>>>

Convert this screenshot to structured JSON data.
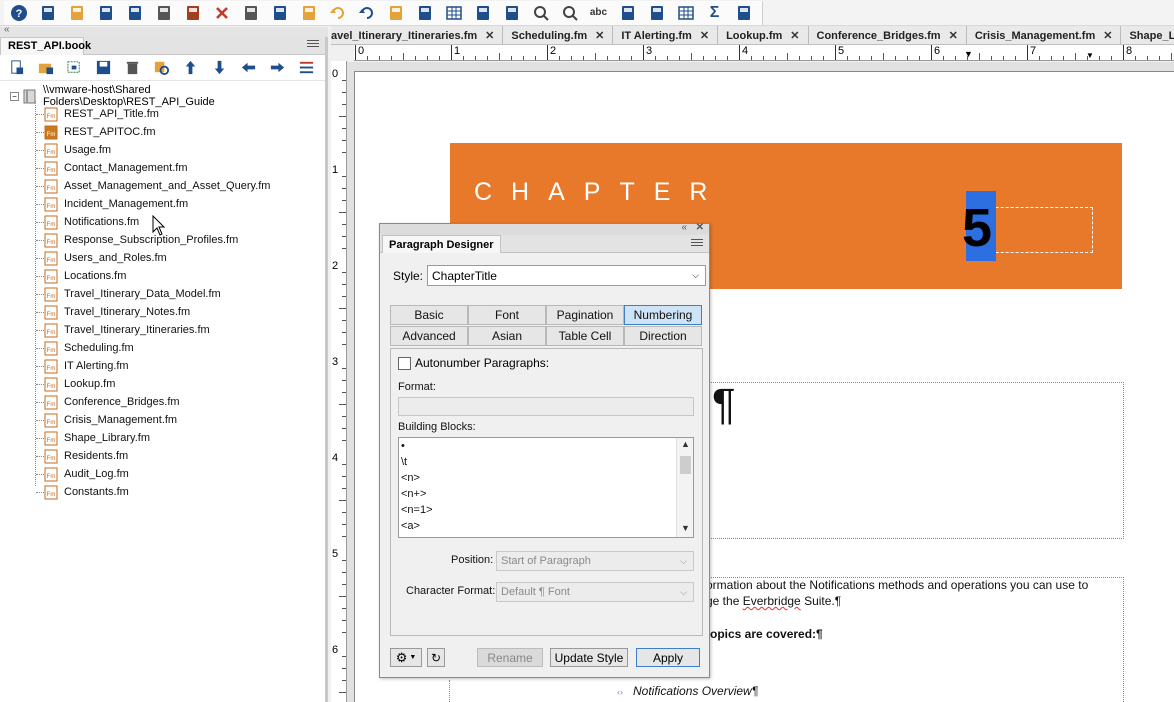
{
  "toolbar": {
    "icons": [
      "help-icon",
      "new-icon",
      "open-icon",
      "save-icon",
      "save-as-icon",
      "print-icon",
      "lock-icon",
      "delete-icon",
      "cut-icon",
      "copy-icon",
      "paste-icon",
      "undo-icon",
      "redo-icon",
      "import-icon",
      "update-icon",
      "table-icon",
      "insert-icon",
      "chart-icon",
      "zoom-in-icon",
      "zoom-out-icon",
      "spelling-icon",
      "anchor-icon",
      "text-frame-icon",
      "grid-icon",
      "sum-icon",
      "list-icon"
    ],
    "spell_label": "abc",
    "sum_label": "Σ"
  },
  "book_panel": {
    "tab_label": "REST_API.book",
    "root_path": "\\\\vmware-host\\Shared Folders\\Desktop\\REST_API_Guide",
    "files": [
      "REST_API_Title.fm",
      "REST_APITOC.fm",
      "Usage.fm",
      "Contact_Management.fm",
      "Asset_Management_and_Asset_Query.fm",
      "Incident_Management.fm",
      "Notifications.fm",
      "Response_Subscription_Profiles.fm",
      "Users_and_Roles.fm",
      "Locations.fm",
      "Travel_Itinerary_Data_Model.fm",
      "Travel_Itinerary_Notes.fm",
      "Travel_Itinerary_Itineraries.fm",
      "Scheduling.fm",
      "IT Alerting.fm",
      "Lookup.fm",
      "Conference_Bridges.fm",
      "Crisis_Management.fm",
      "Shape_Library.fm",
      "Residents.fm",
      "Audit_Log.fm",
      "Constants.fm"
    ]
  },
  "doc_tabs": [
    "avel_Itinerary_Itineraries.fm",
    "Scheduling.fm",
    "IT Alerting.fm",
    "Lookup.fm",
    "Conference_Bridges.fm",
    "Crisis_Management.fm",
    "Shape_L"
  ],
  "ruler": {
    "top_marks": [
      "0",
      "1",
      "2",
      "3",
      "4",
      "5",
      "6",
      "7",
      "8"
    ],
    "left_marks": [
      "0",
      "1",
      "2",
      "3",
      "4",
      "5",
      "6"
    ]
  },
  "page": {
    "chapter_word": "CHAPTER",
    "chapter_number": "5",
    "pilcrow": "¶",
    "intro_line1": "ormation about the Notifications methods and operations you can use to",
    "intro_line2_pre": "ge the ",
    "intro_line2_squiggle": "Everbridge",
    "intro_line2_post": " Suite.¶",
    "topics_heading": "topics are covered:¶",
    "toc_item": "Notifications Overview¶",
    "banner_color": "#e8792b"
  },
  "paragraph_designer": {
    "title": "Paragraph Designer",
    "style_label": "Style:",
    "style_value": "ChapterTitle",
    "tabs": [
      "Basic",
      "Font",
      "Pagination",
      "Numbering",
      "Advanced",
      "Asian",
      "Table Cell",
      "Direction"
    ],
    "active_tab": "Numbering",
    "autonumber_label": "Autonumber Paragraphs:",
    "format_label": "Format:",
    "format_value": "",
    "building_blocks_label": "Building Blocks:",
    "building_blocks": [
      "•",
      "\\t",
      "<n>",
      "<n+>",
      "<n=1>",
      "<a>"
    ],
    "position_label": "Position:",
    "position_value": "Start of Paragraph",
    "char_format_label": "Character Format:",
    "char_format_value": "Default ¶ Font",
    "rename_label": "Rename",
    "update_style_label": "Update Style",
    "apply_label": "Apply"
  }
}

<<<

§ **EXERCISE DESCRIPTION**: All records must be output exactly as they are, except for the pictures, which are left out.

§ **RESPONSE**:
Convert this screenshot to structured JSON data.
{
  "toolbar": {
    "icons": [
      "help-icon",
      "new-icon",
      "open-icon",
      "save-icon",
      "save-as-icon",
      "print-icon",
      "lock-icon",
      "delete-icon",
      "cut-icon",
      "copy-icon",
      "paste-icon",
      "undo-icon",
      "redo-icon",
      "import-icon",
      "update-icon",
      "table-icon",
      "insert-icon",
      "chart-icon",
      "zoom-in-icon",
      "zoom-out-icon",
      "spelling-icon",
      "anchor-icon",
      "text-frame-icon",
      "grid-icon",
      "sum-icon",
      "list-icon"
    ],
    "spell_label": "abc",
    "sum_label": "Σ"
  },
  "book_panel": {
    "tab_label": "REST_API.book",
    "root_path": "\\\\vmware-host\\Shared Folders\\Desktop\\REST_API_Guide",
    "files": [
      "REST_API_Title.fm",
      "REST_APITOC.fm",
      "Usage.fm",
      "Contact_Management.fm",
      "Asset_Management_and_Asset_Query.fm",
      "Incident_Management.fm",
      "Notifications.fm",
      "Response_Subscription_Profiles.fm",
      "Users_and_Roles.fm",
      "Locations.fm",
      "Travel_Itinerary_Data_Model.fm",
      "Travel_Itinerary_Notes.fm",
      "Travel_Itinerary_Itineraries.fm",
      "Scheduling.fm",
      "IT Alerting.fm",
      "Lookup.fm",
      "Conference_Bridges.fm",
      "Crisis_Management.fm",
      "Shape_Library.fm",
      "Residents.fm",
      "Audit_Log.fm",
      "Constants.fm"
    ]
  },
  "doc_tabs": [
    "avel_Itinerary_Itineraries.fm",
    "Scheduling.fm",
    "IT Alerting.fm",
    "Lookup.fm",
    "Conference_Bridges.fm",
    "Crisis_Management.fm",
    "Shape_L"
  ],
  "ruler": {
    "top_marks": [
      "0",
      "1",
      "2",
      "3",
      "4",
      "5",
      "6",
      "7",
      "8"
    ],
    "left_marks": [
      "0",
      "1",
      "2",
      "3",
      "4",
      "5",
      "6"
    ]
  },
  "page": {
    "chapter_word": "CHAPTER",
    "chapter_number": "5",
    "pilcrow": "¶",
    "intro_line1": "ormation about the Notifications methods and operations you can use to",
    "intro_line2_pre": "ge the ",
    "intro_line2_squiggle": "Everbridge",
    "intro_line2_post": " Suite.¶",
    "topics_heading": "topics are covered:¶",
    "toc_item": "Notifications Overview¶",
    "banner_color": "#e8792b"
  },
  "paragraph_designer": {
    "title": "Paragraph Designer",
    "style_label": "Style:",
    "style_value": "ChapterTitle",
    "tabs": [
      "Basic",
      "Font",
      "Pagination",
      "Numbering",
      "Advanced",
      "Asian",
      "Table Cell",
      "Direction"
    ],
    "active_tab": "Numbering",
    "autonumber_label": "Autonumber Paragraphs:",
    "format_label": "Format:",
    "format_value": "",
    "building_blocks_label": "Building Blocks:",
    "building_blocks": [
      "•",
      "\\t",
      "<n>",
      "<n+>",
      "<n=1>",
      "<a>"
    ],
    "position_label": "Position:",
    "position_value": "Start of Paragraph",
    "char_format_label": "Character Format:",
    "char_format_value": "Default ¶ Font",
    "rename_label": "Rename",
    "update_style_label": "Update Style",
    "apply_label": "Apply"
  }
}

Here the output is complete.